All lines that hold the string "term" should be copied. Find them in the listing below.
PROVIDED ENTRIES section start
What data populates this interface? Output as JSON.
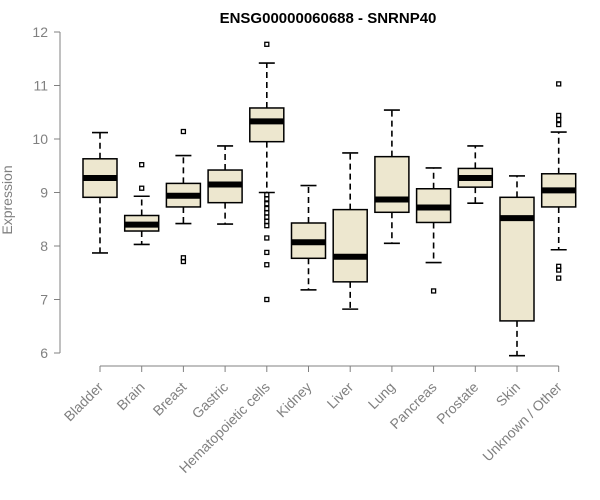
{
  "chart_data": {
    "type": "boxplot",
    "title": "ENSG00000060688 - SNRNP40",
    "xlabel": "",
    "ylabel": "Expression",
    "ylim": [
      6,
      12
    ],
    "yticks": [
      6,
      7,
      8,
      9,
      10,
      11,
      12
    ],
    "categories": [
      "Bladder",
      "Brain",
      "Breast",
      "Gastric",
      "Hematopoietic cells",
      "Kidney",
      "Liver",
      "Lung",
      "Pancreas",
      "Prostate",
      "Skin",
      "Unknown / Other"
    ],
    "boxes": [
      {
        "min": 7.87,
        "q1": 8.91,
        "median": 9.27,
        "q3": 9.63,
        "max": 10.12,
        "outliers": []
      },
      {
        "min": 8.03,
        "q1": 8.28,
        "median": 8.4,
        "q3": 8.57,
        "max": 8.93,
        "outliers": [
          9.08,
          9.52
        ]
      },
      {
        "min": 8.42,
        "q1": 8.73,
        "median": 8.94,
        "q3": 9.17,
        "max": 9.69,
        "outliers": [
          7.71,
          7.78,
          10.14
        ]
      },
      {
        "min": 8.41,
        "q1": 8.81,
        "median": 9.15,
        "q3": 9.42,
        "max": 9.87,
        "outliers": []
      },
      {
        "min": 9.0,
        "q1": 9.95,
        "median": 10.33,
        "q3": 10.58,
        "max": 11.42,
        "outliers": [
          11.77,
          8.96,
          8.88,
          8.79,
          8.7,
          8.62,
          8.54,
          8.46,
          8.38,
          8.15,
          7.88,
          7.65,
          7.0
        ]
      },
      {
        "min": 7.18,
        "q1": 7.77,
        "median": 8.07,
        "q3": 8.43,
        "max": 9.13,
        "outliers": []
      },
      {
        "min": 6.82,
        "q1": 7.33,
        "median": 7.8,
        "q3": 8.68,
        "max": 9.74,
        "outliers": []
      },
      {
        "min": 8.05,
        "q1": 8.63,
        "median": 8.87,
        "q3": 9.67,
        "max": 10.54,
        "outliers": []
      },
      {
        "min": 7.69,
        "q1": 8.44,
        "median": 8.72,
        "q3": 9.07,
        "max": 9.46,
        "outliers": [
          7.16
        ]
      },
      {
        "min": 8.8,
        "q1": 9.1,
        "median": 9.27,
        "q3": 9.45,
        "max": 9.87,
        "outliers": []
      },
      {
        "min": 5.95,
        "q1": 6.6,
        "median": 8.52,
        "q3": 8.91,
        "max": 9.31,
        "outliers": []
      },
      {
        "min": 7.93,
        "q1": 8.73,
        "median": 9.04,
        "q3": 9.35,
        "max": 10.13,
        "outliers": [
          10.27,
          10.36,
          10.44,
          11.03,
          7.62,
          7.55,
          7.4
        ]
      }
    ],
    "colors": {
      "box_fill": "#ede7cf",
      "box_stroke": "#000000",
      "axis": "#808080"
    }
  }
}
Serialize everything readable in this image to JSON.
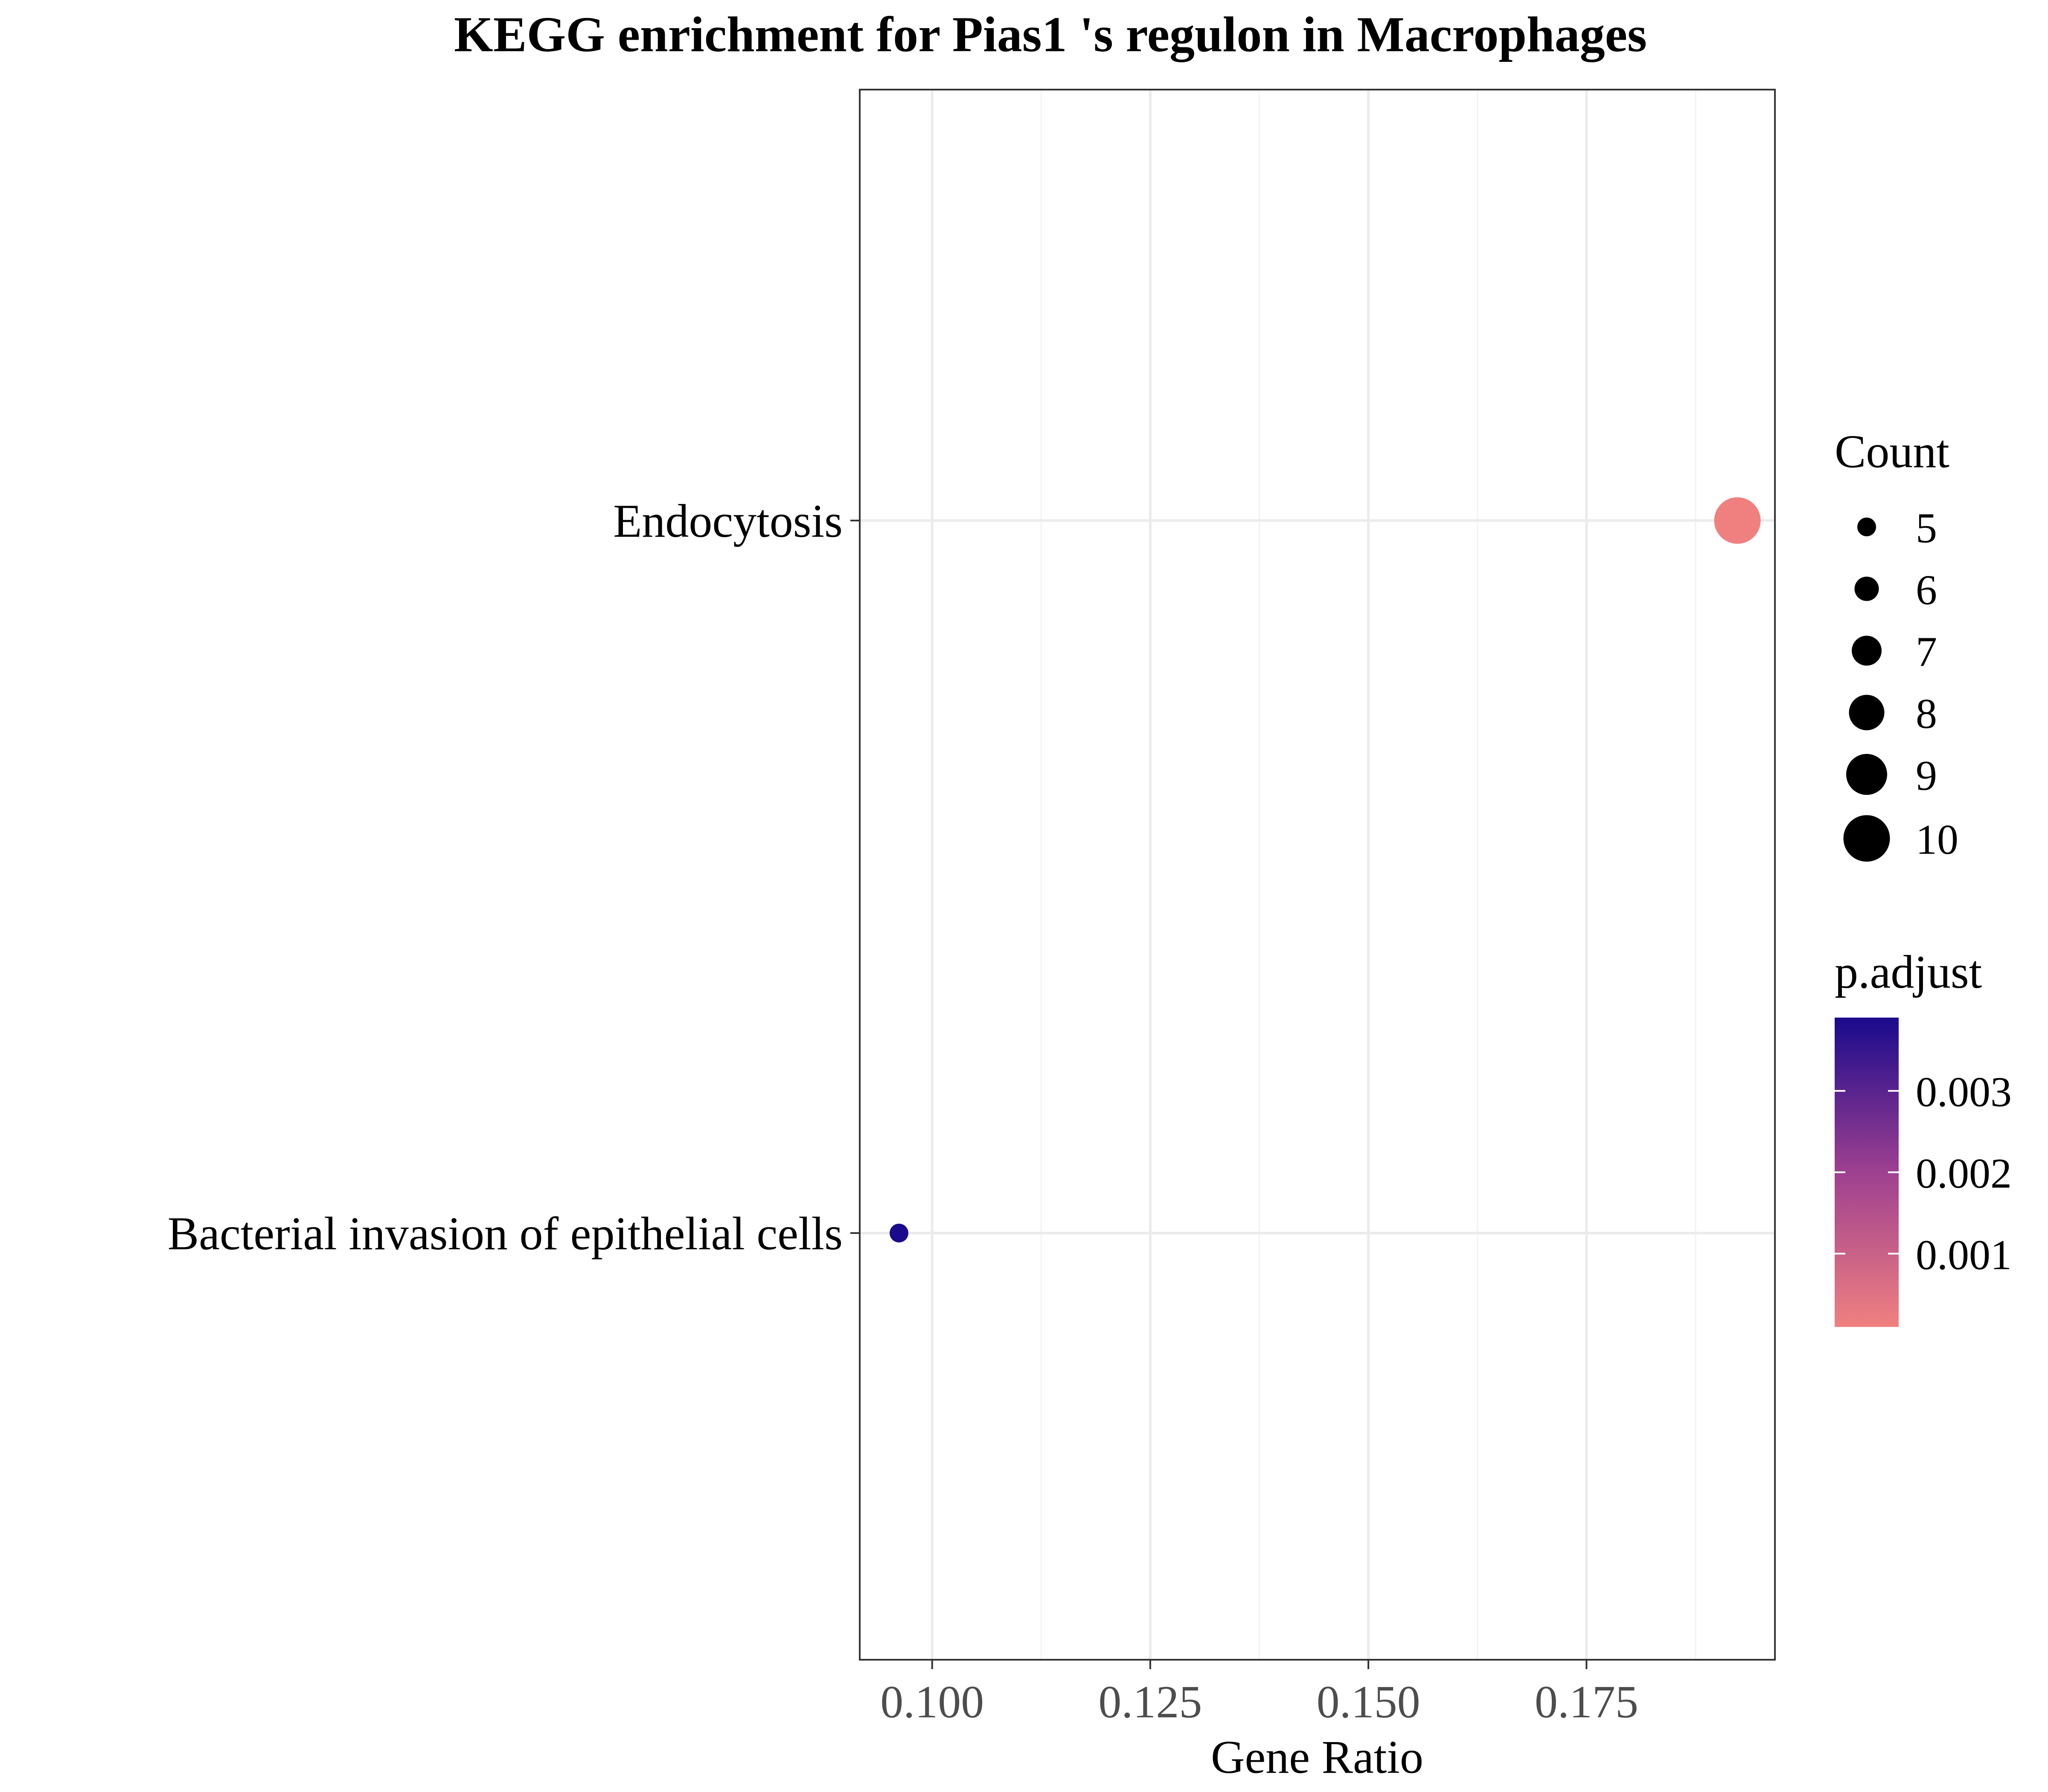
{
  "chart_data": {
    "type": "scatter",
    "title": "KEGG enrichment for Pias1 's regulon in Macrophages",
    "xlabel": "Gene Ratio",
    "ylabel": "",
    "xlim": [
      0.0917,
      0.1966
    ],
    "x_ticks": [
      0.1,
      0.125,
      0.15,
      0.175
    ],
    "x_tick_labels": [
      "0.100",
      "0.125",
      "0.150",
      "0.175"
    ],
    "categories": [
      "Endocytosis",
      "Bacterial invasion of epithelial cells"
    ],
    "grid": true,
    "legend_position": "right",
    "points": [
      {
        "term": "Endocytosis",
        "gene_ratio": 0.1923,
        "count": 10,
        "p_adjust": 0.0001,
        "color": "#F08080"
      },
      {
        "term": "Bacterial invasion of epithelial cells",
        "gene_ratio": 0.0962,
        "count": 5,
        "p_adjust": 0.0039,
        "color": "#1A0A8C"
      }
    ],
    "size_legend": {
      "title": "Count",
      "values": [
        5,
        6,
        7,
        8,
        9,
        10
      ]
    },
    "color_legend": {
      "title": "p.adjust",
      "range": [
        0.0001,
        0.0039
      ],
      "ticks": [
        0.003,
        0.002,
        0.001
      ],
      "tick_labels": [
        "0.003",
        "0.002",
        "0.001"
      ],
      "low_color": "#F08080",
      "high_color": "#1A0A8C"
    }
  }
}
PROVIDED ENTRIES section end
ANSWER BOX.
        "term": "Endocytosis",
        "term": "Bacterial invasion of epithelial cells",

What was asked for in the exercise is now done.